— start —
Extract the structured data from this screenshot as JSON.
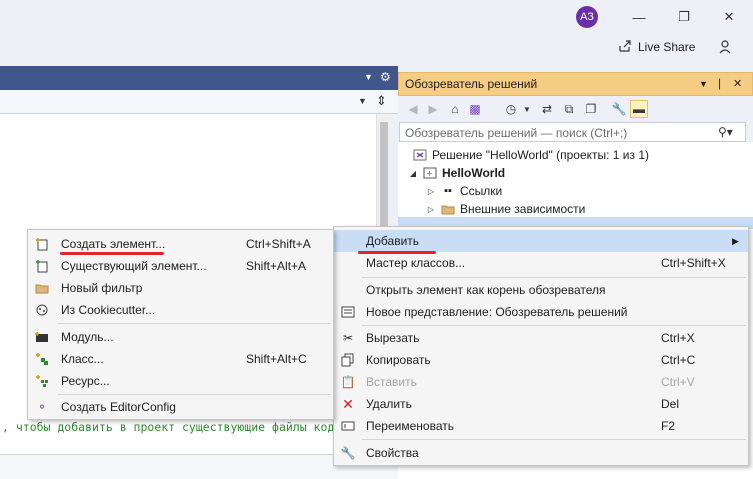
{
  "title_bar": {
    "avatar_initials": "АЗ",
    "live_share_label": "Live Share"
  },
  "editor": {
    "code_line": ", чтобы добавить в проект существующие файлы кода"
  },
  "solution_explorer": {
    "title": "Обозреватель решений",
    "search_placeholder": "Обозреватель решений — поиск (Ctrl+;)",
    "tree": [
      {
        "label": "Решение \"HelloWorld\" (проекты: 1 из 1)"
      },
      {
        "label": "HelloWorld"
      },
      {
        "label": "Ссылки"
      },
      {
        "label": "Внешние зависимости"
      }
    ]
  },
  "context_menu_main": {
    "items": [
      {
        "label": "Добавить",
        "shortcut": ""
      },
      {
        "label": "Мастер классов...",
        "shortcut": "Ctrl+Shift+X"
      },
      {
        "label": "Открыть элемент как корень обозревателя",
        "shortcut": ""
      },
      {
        "label": "Новое представление: Обозреватель решений",
        "shortcut": ""
      },
      {
        "label": "Вырезать",
        "shortcut": "Ctrl+X"
      },
      {
        "label": "Копировать",
        "shortcut": "Ctrl+C"
      },
      {
        "label": "Вставить",
        "shortcut": "Ctrl+V"
      },
      {
        "label": "Удалить",
        "shortcut": "Del"
      },
      {
        "label": "Переименовать",
        "shortcut": "F2"
      },
      {
        "label": "Свойства",
        "shortcut": ""
      }
    ]
  },
  "context_menu_add": {
    "items": [
      {
        "label": "Создать элемент...",
        "shortcut": "Ctrl+Shift+A"
      },
      {
        "label": "Существующий элемент...",
        "shortcut": "Shift+Alt+A"
      },
      {
        "label": "Новый фильтр",
        "shortcut": ""
      },
      {
        "label": "Из Cookiecutter...",
        "shortcut": ""
      },
      {
        "label": "Модуль...",
        "shortcut": ""
      },
      {
        "label": "Класс...",
        "shortcut": "Shift+Alt+C"
      },
      {
        "label": "Ресурс...",
        "shortcut": ""
      },
      {
        "label": "Создать EditorConfig",
        "shortcut": ""
      }
    ]
  },
  "colors": {
    "accent_header": "#40568d",
    "se_title_active": "#f5cc84",
    "menu_hover": "#c9def5",
    "annotation_red": "#e0262a"
  }
}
— end —
--- PROBLEM TO WORK ON ---
Extract every line containing the string "решений" from the material.

--- FULL RESPONSE ---
    "title": "Обозреватель решений",
    "search_placeholder": "Обозреватель решений — поиск (Ctrl+;)",
        "label": "Новое представление: Обозреватель решений",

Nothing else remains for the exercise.